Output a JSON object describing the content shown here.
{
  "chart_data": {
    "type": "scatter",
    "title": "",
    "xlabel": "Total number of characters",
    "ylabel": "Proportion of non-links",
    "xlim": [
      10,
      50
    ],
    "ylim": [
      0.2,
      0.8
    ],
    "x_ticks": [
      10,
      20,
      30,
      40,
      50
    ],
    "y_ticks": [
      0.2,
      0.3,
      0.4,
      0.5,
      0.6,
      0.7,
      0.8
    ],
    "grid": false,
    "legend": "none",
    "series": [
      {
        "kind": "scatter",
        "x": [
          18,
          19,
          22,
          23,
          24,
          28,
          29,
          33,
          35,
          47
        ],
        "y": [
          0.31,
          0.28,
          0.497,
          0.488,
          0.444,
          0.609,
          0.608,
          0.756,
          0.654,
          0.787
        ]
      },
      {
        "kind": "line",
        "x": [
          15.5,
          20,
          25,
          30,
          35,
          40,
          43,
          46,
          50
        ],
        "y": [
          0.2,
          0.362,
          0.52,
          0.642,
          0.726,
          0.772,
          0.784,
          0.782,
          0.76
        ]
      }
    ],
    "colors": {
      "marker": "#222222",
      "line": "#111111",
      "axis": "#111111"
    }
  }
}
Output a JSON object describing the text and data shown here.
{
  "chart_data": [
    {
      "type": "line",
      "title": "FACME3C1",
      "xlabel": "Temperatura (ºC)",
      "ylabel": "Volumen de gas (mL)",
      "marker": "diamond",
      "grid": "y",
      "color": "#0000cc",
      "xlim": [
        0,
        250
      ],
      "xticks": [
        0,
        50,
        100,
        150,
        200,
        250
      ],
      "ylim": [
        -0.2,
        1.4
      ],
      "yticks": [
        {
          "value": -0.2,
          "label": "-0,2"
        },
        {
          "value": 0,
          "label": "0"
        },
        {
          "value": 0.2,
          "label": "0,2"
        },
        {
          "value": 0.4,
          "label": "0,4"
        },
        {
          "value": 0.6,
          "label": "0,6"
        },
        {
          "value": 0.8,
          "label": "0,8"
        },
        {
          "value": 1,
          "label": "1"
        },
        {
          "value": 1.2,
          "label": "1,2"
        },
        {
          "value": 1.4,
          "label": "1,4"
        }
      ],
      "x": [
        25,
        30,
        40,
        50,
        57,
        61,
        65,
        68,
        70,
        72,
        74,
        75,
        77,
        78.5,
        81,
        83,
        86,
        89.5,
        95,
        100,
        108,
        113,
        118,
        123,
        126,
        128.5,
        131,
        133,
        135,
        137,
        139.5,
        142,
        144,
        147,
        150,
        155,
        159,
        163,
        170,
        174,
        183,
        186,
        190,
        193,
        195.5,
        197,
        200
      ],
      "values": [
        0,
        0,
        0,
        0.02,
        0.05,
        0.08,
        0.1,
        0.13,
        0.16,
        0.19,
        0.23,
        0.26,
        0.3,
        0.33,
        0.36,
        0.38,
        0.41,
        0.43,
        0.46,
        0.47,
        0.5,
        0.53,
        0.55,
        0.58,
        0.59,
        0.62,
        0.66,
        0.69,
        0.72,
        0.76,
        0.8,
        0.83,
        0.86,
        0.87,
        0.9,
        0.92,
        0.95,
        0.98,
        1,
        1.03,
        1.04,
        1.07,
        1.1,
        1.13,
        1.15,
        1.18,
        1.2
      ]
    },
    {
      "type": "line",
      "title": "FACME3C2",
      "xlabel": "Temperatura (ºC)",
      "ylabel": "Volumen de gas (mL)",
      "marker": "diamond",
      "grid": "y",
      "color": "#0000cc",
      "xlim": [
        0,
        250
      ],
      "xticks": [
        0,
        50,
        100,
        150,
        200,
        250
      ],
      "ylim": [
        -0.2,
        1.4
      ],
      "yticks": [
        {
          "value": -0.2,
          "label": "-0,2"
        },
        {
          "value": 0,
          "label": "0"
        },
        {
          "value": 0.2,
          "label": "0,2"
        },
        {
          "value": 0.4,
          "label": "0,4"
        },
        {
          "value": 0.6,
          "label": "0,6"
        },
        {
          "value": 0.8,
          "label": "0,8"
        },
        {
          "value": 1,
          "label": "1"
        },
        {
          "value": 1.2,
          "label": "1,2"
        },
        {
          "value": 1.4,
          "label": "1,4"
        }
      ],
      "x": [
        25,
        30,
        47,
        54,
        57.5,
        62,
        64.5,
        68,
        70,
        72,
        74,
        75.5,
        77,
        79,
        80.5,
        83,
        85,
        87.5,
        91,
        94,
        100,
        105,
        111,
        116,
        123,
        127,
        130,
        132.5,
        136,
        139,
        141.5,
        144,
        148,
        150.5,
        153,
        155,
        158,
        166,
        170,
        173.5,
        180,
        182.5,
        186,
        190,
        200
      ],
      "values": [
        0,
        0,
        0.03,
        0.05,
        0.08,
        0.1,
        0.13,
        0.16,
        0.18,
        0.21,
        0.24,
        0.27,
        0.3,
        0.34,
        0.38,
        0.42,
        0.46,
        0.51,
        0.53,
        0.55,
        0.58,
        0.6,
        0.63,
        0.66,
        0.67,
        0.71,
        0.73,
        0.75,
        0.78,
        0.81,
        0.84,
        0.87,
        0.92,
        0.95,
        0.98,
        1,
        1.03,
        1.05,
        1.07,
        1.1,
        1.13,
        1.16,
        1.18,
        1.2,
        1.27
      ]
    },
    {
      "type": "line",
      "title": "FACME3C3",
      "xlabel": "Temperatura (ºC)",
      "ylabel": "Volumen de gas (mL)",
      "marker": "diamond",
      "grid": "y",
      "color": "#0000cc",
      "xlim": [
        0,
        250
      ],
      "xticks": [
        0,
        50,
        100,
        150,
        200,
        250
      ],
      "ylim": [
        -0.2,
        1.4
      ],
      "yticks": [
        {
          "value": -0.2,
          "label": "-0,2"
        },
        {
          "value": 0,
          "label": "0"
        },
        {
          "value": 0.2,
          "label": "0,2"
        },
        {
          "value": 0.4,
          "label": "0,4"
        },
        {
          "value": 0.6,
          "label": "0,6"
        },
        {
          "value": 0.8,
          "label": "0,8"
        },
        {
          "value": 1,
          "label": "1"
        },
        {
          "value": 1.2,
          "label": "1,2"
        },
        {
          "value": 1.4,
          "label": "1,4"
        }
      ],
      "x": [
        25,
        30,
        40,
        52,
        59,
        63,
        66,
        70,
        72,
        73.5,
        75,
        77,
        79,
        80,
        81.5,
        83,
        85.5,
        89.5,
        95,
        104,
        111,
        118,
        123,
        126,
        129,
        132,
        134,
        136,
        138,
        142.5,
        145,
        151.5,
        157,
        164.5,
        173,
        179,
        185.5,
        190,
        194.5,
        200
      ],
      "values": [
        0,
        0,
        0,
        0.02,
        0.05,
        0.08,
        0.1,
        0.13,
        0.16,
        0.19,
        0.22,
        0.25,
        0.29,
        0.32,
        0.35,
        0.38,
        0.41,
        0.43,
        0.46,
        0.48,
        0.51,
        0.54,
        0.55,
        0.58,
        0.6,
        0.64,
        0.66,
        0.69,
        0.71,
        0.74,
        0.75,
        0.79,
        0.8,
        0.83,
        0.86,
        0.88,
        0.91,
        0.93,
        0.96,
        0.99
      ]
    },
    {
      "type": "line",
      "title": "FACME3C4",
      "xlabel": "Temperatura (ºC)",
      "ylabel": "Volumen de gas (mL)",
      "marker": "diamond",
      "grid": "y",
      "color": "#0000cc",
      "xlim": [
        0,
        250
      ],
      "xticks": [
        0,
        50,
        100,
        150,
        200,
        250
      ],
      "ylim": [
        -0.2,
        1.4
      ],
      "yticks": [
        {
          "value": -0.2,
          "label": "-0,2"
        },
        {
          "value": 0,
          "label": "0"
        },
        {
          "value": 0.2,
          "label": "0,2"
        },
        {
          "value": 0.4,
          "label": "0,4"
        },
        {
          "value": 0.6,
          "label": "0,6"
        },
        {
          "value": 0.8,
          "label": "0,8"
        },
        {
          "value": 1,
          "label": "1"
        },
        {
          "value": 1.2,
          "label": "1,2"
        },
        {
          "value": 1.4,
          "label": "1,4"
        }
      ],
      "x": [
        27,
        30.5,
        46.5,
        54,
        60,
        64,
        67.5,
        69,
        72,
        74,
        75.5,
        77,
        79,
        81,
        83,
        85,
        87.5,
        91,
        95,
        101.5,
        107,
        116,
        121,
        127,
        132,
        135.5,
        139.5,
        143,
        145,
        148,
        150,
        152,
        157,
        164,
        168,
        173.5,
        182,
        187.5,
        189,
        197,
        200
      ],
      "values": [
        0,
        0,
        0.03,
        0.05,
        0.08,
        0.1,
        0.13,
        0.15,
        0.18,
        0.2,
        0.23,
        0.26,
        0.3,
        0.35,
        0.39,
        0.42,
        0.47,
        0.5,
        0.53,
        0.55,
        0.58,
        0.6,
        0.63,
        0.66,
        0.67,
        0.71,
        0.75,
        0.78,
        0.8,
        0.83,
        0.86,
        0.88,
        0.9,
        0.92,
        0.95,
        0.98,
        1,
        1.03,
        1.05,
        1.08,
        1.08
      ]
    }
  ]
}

────────────────────

WHAT TO DO: Look through the entries and find each line that has the string "JSON". Copy those lines.

TASK RESPONSE:
Output a JSON object describing the content shown here.
Output a JSON object describing the text and data shown here.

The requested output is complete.